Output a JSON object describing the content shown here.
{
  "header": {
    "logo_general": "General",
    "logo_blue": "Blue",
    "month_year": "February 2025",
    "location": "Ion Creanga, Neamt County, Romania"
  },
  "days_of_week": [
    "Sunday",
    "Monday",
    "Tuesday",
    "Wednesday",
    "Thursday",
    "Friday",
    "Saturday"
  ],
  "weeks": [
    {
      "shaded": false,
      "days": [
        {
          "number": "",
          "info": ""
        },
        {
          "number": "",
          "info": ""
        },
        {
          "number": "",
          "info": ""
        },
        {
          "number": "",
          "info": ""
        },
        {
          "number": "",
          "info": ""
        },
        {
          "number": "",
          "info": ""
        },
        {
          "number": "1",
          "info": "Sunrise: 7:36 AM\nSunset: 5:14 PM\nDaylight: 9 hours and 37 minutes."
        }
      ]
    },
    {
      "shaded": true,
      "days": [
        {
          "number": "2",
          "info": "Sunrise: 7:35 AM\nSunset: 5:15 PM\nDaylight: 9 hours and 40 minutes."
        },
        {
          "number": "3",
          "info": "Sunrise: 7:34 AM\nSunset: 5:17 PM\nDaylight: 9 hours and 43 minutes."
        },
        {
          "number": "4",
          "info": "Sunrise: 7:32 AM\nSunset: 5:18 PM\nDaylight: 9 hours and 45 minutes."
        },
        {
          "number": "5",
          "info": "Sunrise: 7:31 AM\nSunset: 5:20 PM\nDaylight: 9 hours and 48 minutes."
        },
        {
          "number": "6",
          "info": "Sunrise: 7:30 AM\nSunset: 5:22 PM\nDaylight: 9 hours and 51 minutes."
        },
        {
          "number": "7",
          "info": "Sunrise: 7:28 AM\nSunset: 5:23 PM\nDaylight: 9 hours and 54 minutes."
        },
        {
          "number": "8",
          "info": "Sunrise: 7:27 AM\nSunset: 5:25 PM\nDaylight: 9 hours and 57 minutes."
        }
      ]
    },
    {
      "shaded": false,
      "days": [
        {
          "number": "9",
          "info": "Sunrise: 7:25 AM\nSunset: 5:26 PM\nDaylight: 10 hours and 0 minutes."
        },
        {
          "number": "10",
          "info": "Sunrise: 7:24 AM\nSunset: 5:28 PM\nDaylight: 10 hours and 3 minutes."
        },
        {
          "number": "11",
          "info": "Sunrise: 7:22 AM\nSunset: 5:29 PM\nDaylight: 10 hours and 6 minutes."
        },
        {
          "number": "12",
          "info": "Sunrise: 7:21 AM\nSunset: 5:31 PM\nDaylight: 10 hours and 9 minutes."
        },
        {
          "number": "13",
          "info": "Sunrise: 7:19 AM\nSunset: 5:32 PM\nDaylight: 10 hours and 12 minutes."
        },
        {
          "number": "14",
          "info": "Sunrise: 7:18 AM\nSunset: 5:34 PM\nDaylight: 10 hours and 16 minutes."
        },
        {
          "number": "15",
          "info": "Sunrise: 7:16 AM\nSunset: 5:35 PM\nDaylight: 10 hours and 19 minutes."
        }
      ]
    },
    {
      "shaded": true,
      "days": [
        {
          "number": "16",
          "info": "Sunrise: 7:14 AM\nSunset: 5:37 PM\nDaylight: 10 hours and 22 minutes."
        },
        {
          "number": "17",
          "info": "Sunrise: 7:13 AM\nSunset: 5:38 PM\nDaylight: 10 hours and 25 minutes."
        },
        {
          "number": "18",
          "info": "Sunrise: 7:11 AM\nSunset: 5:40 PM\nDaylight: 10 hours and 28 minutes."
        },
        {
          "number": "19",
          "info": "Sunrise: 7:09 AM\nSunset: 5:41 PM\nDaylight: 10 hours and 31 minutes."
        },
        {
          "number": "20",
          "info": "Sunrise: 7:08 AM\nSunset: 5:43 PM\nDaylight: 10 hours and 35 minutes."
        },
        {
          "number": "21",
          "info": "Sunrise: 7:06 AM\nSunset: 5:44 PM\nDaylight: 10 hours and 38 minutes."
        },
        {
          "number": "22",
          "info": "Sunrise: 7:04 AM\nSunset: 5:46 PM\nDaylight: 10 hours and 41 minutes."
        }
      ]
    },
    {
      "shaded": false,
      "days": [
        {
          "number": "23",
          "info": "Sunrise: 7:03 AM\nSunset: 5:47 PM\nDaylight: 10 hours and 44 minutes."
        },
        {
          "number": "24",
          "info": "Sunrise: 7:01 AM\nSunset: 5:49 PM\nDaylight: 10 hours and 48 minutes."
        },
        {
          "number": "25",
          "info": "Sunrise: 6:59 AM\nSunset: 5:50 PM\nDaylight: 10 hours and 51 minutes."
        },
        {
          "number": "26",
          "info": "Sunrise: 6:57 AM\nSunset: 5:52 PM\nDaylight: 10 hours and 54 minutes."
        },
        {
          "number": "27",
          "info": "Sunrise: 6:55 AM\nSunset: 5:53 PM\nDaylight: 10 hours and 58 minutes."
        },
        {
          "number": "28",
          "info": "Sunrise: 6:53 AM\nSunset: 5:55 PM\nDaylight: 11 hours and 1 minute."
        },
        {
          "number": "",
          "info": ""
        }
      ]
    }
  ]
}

- - -

> _REQUIRED WORK_: Go through the listing and copy all of it exactly.

> _SOLUTION TO THIS TASK_:
Output a JSON object describing the content shown here.
{
  "header": {
    "logo_general": "General",
    "logo_blue": "Blue",
    "month_year": "February 2025",
    "location": "Ion Creanga, Neamt County, Romania"
  },
  "days_of_week": [
    "Sunday",
    "Monday",
    "Tuesday",
    "Wednesday",
    "Thursday",
    "Friday",
    "Saturday"
  ],
  "weeks": [
    {
      "shaded": false,
      "days": [
        {
          "number": "",
          "info": ""
        },
        {
          "number": "",
          "info": ""
        },
        {
          "number": "",
          "info": ""
        },
        {
          "number": "",
          "info": ""
        },
        {
          "number": "",
          "info": ""
        },
        {
          "number": "",
          "info": ""
        },
        {
          "number": "1",
          "info": "Sunrise: 7:36 AM\nSunset: 5:14 PM\nDaylight: 9 hours and 37 minutes."
        }
      ]
    },
    {
      "shaded": true,
      "days": [
        {
          "number": "2",
          "info": "Sunrise: 7:35 AM\nSunset: 5:15 PM\nDaylight: 9 hours and 40 minutes."
        },
        {
          "number": "3",
          "info": "Sunrise: 7:34 AM\nSunset: 5:17 PM\nDaylight: 9 hours and 43 minutes."
        },
        {
          "number": "4",
          "info": "Sunrise: 7:32 AM\nSunset: 5:18 PM\nDaylight: 9 hours and 45 minutes."
        },
        {
          "number": "5",
          "info": "Sunrise: 7:31 AM\nSunset: 5:20 PM\nDaylight: 9 hours and 48 minutes."
        },
        {
          "number": "6",
          "info": "Sunrise: 7:30 AM\nSunset: 5:22 PM\nDaylight: 9 hours and 51 minutes."
        },
        {
          "number": "7",
          "info": "Sunrise: 7:28 AM\nSunset: 5:23 PM\nDaylight: 9 hours and 54 minutes."
        },
        {
          "number": "8",
          "info": "Sunrise: 7:27 AM\nSunset: 5:25 PM\nDaylight: 9 hours and 57 minutes."
        }
      ]
    },
    {
      "shaded": false,
      "days": [
        {
          "number": "9",
          "info": "Sunrise: 7:25 AM\nSunset: 5:26 PM\nDaylight: 10 hours and 0 minutes."
        },
        {
          "number": "10",
          "info": "Sunrise: 7:24 AM\nSunset: 5:28 PM\nDaylight: 10 hours and 3 minutes."
        },
        {
          "number": "11",
          "info": "Sunrise: 7:22 AM\nSunset: 5:29 PM\nDaylight: 10 hours and 6 minutes."
        },
        {
          "number": "12",
          "info": "Sunrise: 7:21 AM\nSunset: 5:31 PM\nDaylight: 10 hours and 9 minutes."
        },
        {
          "number": "13",
          "info": "Sunrise: 7:19 AM\nSunset: 5:32 PM\nDaylight: 10 hours and 12 minutes."
        },
        {
          "number": "14",
          "info": "Sunrise: 7:18 AM\nSunset: 5:34 PM\nDaylight: 10 hours and 16 minutes."
        },
        {
          "number": "15",
          "info": "Sunrise: 7:16 AM\nSunset: 5:35 PM\nDaylight: 10 hours and 19 minutes."
        }
      ]
    },
    {
      "shaded": true,
      "days": [
        {
          "number": "16",
          "info": "Sunrise: 7:14 AM\nSunset: 5:37 PM\nDaylight: 10 hours and 22 minutes."
        },
        {
          "number": "17",
          "info": "Sunrise: 7:13 AM\nSunset: 5:38 PM\nDaylight: 10 hours and 25 minutes."
        },
        {
          "number": "18",
          "info": "Sunrise: 7:11 AM\nSunset: 5:40 PM\nDaylight: 10 hours and 28 minutes."
        },
        {
          "number": "19",
          "info": "Sunrise: 7:09 AM\nSunset: 5:41 PM\nDaylight: 10 hours and 31 minutes."
        },
        {
          "number": "20",
          "info": "Sunrise: 7:08 AM\nSunset: 5:43 PM\nDaylight: 10 hours and 35 minutes."
        },
        {
          "number": "21",
          "info": "Sunrise: 7:06 AM\nSunset: 5:44 PM\nDaylight: 10 hours and 38 minutes."
        },
        {
          "number": "22",
          "info": "Sunrise: 7:04 AM\nSunset: 5:46 PM\nDaylight: 10 hours and 41 minutes."
        }
      ]
    },
    {
      "shaded": false,
      "days": [
        {
          "number": "23",
          "info": "Sunrise: 7:03 AM\nSunset: 5:47 PM\nDaylight: 10 hours and 44 minutes."
        },
        {
          "number": "24",
          "info": "Sunrise: 7:01 AM\nSunset: 5:49 PM\nDaylight: 10 hours and 48 minutes."
        },
        {
          "number": "25",
          "info": "Sunrise: 6:59 AM\nSunset: 5:50 PM\nDaylight: 10 hours and 51 minutes."
        },
        {
          "number": "26",
          "info": "Sunrise: 6:57 AM\nSunset: 5:52 PM\nDaylight: 10 hours and 54 minutes."
        },
        {
          "number": "27",
          "info": "Sunrise: 6:55 AM\nSunset: 5:53 PM\nDaylight: 10 hours and 58 minutes."
        },
        {
          "number": "28",
          "info": "Sunrise: 6:53 AM\nSunset: 5:55 PM\nDaylight: 11 hours and 1 minute."
        },
        {
          "number": "",
          "info": ""
        }
      ]
    }
  ]
}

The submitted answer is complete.